Input
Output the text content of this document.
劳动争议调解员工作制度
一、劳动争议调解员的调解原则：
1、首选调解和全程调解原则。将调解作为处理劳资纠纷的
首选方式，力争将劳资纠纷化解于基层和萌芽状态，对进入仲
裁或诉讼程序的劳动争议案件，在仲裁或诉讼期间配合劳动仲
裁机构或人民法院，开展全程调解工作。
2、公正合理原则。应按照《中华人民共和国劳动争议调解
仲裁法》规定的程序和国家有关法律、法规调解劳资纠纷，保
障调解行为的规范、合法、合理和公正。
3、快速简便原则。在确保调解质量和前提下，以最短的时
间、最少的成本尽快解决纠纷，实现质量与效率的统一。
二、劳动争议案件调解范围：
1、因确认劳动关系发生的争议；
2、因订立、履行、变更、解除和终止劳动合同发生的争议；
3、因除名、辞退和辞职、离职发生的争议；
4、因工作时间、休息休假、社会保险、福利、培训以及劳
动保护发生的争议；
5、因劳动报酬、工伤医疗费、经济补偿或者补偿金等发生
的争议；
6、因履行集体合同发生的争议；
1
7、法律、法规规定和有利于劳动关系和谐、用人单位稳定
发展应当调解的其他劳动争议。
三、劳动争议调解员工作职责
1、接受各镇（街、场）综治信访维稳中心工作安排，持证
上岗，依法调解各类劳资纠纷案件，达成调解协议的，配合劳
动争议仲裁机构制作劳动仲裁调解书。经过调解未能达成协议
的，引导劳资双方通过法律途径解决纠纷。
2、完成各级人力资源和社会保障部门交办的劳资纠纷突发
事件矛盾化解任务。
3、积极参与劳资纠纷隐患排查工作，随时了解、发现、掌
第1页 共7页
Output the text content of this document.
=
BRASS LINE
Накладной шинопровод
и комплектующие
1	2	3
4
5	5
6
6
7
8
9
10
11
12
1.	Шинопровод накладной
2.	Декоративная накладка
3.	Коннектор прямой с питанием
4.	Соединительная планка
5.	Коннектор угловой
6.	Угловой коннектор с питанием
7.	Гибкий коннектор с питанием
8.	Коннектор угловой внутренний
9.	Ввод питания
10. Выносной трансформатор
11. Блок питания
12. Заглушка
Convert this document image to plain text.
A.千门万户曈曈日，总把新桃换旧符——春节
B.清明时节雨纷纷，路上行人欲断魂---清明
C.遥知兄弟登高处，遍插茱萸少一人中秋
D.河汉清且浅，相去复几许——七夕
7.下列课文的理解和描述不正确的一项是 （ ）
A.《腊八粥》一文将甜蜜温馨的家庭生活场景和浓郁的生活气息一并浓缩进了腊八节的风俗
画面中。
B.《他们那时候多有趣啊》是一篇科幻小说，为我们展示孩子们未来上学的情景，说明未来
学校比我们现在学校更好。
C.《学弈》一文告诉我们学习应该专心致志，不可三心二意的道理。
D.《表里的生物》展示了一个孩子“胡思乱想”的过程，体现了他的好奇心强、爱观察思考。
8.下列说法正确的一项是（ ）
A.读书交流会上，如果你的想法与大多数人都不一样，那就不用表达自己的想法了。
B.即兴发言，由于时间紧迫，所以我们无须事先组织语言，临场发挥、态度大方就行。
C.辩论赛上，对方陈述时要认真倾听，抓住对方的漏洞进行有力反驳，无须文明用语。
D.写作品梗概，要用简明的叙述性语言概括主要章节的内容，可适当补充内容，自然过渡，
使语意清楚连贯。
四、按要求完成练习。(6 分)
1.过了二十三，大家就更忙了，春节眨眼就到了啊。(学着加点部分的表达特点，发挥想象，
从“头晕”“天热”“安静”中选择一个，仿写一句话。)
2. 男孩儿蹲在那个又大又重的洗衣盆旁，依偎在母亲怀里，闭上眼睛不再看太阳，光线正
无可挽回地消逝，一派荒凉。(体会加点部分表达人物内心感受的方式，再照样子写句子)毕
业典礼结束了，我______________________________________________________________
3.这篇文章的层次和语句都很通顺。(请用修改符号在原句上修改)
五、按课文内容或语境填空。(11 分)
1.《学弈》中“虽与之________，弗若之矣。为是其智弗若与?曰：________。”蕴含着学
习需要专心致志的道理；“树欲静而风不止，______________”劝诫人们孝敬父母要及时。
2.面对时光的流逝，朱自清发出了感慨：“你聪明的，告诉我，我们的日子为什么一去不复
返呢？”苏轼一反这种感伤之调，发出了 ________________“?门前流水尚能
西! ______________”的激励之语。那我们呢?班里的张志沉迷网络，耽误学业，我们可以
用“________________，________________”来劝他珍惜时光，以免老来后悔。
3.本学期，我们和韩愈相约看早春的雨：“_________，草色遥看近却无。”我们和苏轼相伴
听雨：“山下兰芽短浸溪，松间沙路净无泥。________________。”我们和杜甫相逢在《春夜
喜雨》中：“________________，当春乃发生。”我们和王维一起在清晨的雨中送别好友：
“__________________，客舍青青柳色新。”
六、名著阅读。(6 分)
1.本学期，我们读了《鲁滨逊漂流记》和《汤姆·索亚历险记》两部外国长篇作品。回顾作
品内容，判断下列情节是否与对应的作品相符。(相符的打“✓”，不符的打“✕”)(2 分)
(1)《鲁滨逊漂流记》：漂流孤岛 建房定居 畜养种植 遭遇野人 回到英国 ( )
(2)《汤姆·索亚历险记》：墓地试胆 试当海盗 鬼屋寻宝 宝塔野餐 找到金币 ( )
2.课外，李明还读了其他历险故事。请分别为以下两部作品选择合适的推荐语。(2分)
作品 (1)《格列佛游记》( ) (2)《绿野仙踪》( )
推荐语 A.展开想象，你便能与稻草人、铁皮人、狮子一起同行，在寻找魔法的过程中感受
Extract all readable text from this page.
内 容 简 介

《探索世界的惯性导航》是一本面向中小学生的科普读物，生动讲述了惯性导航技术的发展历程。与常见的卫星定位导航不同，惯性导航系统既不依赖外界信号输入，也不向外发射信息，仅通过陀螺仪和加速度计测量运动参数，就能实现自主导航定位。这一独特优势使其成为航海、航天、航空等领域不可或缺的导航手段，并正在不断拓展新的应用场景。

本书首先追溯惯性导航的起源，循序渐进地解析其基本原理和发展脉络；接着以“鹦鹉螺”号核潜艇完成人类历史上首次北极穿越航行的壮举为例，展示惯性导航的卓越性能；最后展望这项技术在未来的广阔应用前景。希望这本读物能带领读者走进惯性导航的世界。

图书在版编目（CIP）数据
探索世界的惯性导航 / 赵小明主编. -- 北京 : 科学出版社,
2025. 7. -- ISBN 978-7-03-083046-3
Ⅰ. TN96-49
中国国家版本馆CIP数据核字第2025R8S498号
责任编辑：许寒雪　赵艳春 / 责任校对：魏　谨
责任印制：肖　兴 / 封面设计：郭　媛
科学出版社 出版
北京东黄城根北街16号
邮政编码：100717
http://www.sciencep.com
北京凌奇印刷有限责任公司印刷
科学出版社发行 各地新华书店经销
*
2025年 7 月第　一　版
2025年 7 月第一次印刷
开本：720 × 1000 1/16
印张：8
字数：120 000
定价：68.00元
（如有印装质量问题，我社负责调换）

Required work
Repeat, without changes, every line from the one that contains "Extract all readable text from this page." through the final line of the data.

Expected output
Extract all readable text from this page.
内 容 简 介

《探索世界的惯性导航》是一本面向中小学生的科普读物，生动讲述了惯性导航技术的发展历程。与常见的卫星定位导航不同，惯性导航系统既不依赖外界信号输入，也不向外发射信息，仅通过陀螺仪和加速度计测量运动参数，就能实现自主导航定位。这一独特优势使其成为航海、航天、航空等领域不可或缺的导航手段，并正在不断拓展新的应用场景。

本书首先追溯惯性导航的起源，循序渐进地解析其基本原理和发展脉络；接着以“鹦鹉螺”号核潜艇完成人类历史上首次北极穿越航行的壮举为例，展示惯性导航的卓越性能；最后展望这项技术在未来的广阔应用前景。希望这本读物能带领读者走进惯性导航的世界。

图书在版编目（CIP）数据
探索世界的惯性导航 / 赵小明主编. -- 北京 : 科学出版社,
2025. 7. -- ISBN 978-7-03-083046-3
Ⅰ. TN96-49
中国国家版本馆CIP数据核字第2025R8S498号
责任编辑：许寒雪　赵艳春 / 责任校对：魏　谨
责任印制：肖　兴 / 封面设计：郭　媛
科学出版社 出版
北京东黄城根北街16号
邮政编码：100717
http://www.sciencep.com
北京凌奇印刷有限责任公司印刷
科学出版社发行 各地新华书店经销
*
2025年 7 月第　一　版
2025年 7 月第一次印刷
开本：720 × 1000 1/16
印张：8
字数：120 000
定价：68.00元
（如有印装质量问题，我社负责调换）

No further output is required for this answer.